Write out the listing beneath this instruction in its entirety, exactly as it reads.

== DATA LISTING ==

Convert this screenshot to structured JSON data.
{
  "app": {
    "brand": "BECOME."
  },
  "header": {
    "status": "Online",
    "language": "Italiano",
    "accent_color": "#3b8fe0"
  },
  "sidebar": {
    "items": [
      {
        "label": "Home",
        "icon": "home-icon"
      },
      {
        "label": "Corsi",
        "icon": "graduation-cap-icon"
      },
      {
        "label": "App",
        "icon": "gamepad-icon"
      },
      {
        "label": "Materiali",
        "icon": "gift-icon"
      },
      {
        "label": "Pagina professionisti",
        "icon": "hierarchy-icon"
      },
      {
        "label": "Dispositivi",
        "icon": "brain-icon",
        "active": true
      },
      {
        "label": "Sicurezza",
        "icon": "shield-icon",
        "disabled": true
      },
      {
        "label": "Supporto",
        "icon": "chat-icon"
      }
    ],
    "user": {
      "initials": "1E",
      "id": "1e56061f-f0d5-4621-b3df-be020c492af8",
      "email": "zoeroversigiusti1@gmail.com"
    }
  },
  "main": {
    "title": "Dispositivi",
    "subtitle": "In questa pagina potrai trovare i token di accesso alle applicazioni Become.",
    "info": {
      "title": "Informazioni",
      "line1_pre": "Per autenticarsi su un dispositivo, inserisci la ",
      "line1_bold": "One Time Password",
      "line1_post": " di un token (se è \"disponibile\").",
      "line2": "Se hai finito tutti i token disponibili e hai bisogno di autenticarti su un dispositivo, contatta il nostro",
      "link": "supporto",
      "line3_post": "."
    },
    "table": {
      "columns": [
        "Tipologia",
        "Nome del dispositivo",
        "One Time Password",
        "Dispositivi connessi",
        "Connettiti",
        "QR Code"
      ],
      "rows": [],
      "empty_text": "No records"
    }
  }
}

===

RESULT FOR THIS EXERCISE:
Convert this screenshot to structured JSON data.
{
  "app": {
    "brand": "BECOME."
  },
  "header": {
    "status": "Online",
    "language": "Italiano",
    "accent_color": "#3b8fe0"
  },
  "sidebar": {
    "items": [
      {
        "label": "Home",
        "icon": "home-icon"
      },
      {
        "label": "Corsi",
        "icon": "graduation-cap-icon"
      },
      {
        "label": "App",
        "icon": "gamepad-icon"
      },
      {
        "label": "Materiali",
        "icon": "gift-icon"
      },
      {
        "label": "Pagina professionisti",
        "icon": "hierarchy-icon"
      },
      {
        "label": "Dispositivi",
        "icon": "brain-icon",
        "active": true
      },
      {
        "label": "Sicurezza",
        "icon": "shield-icon",
        "disabled": true
      },
      {
        "label": "Supporto",
        "icon": "chat-icon"
      }
    ],
    "user": {
      "initials": "1E",
      "id": "1e56061f-f0d5-4621-b3df-be020c492af8",
      "email": "zoeroversigiusti1@gmail.com"
    }
  },
  "main": {
    "title": "Dispositivi",
    "subtitle": "In questa pagina potrai trovare i token di accesso alle applicazioni Become.",
    "info": {
      "title": "Informazioni",
      "line1_pre": "Per autenticarsi su un dispositivo, inserisci la ",
      "line1_bold": "One Time Password",
      "line1_post": " di un token (se è \"disponibile\").",
      "line2": "Se hai finito tutti i token disponibili e hai bisogno di autenticarti su un dispositivo, contatta il nostro",
      "link": "supporto",
      "line3_post": "."
    },
    "table": {
      "columns": [
        "Tipologia",
        "Nome del dispositivo",
        "One Time Password",
        "Dispositivi connessi",
        "Connettiti",
        "QR Code"
      ],
      "rows": [],
      "empty_text": "No records"
    }
  }
}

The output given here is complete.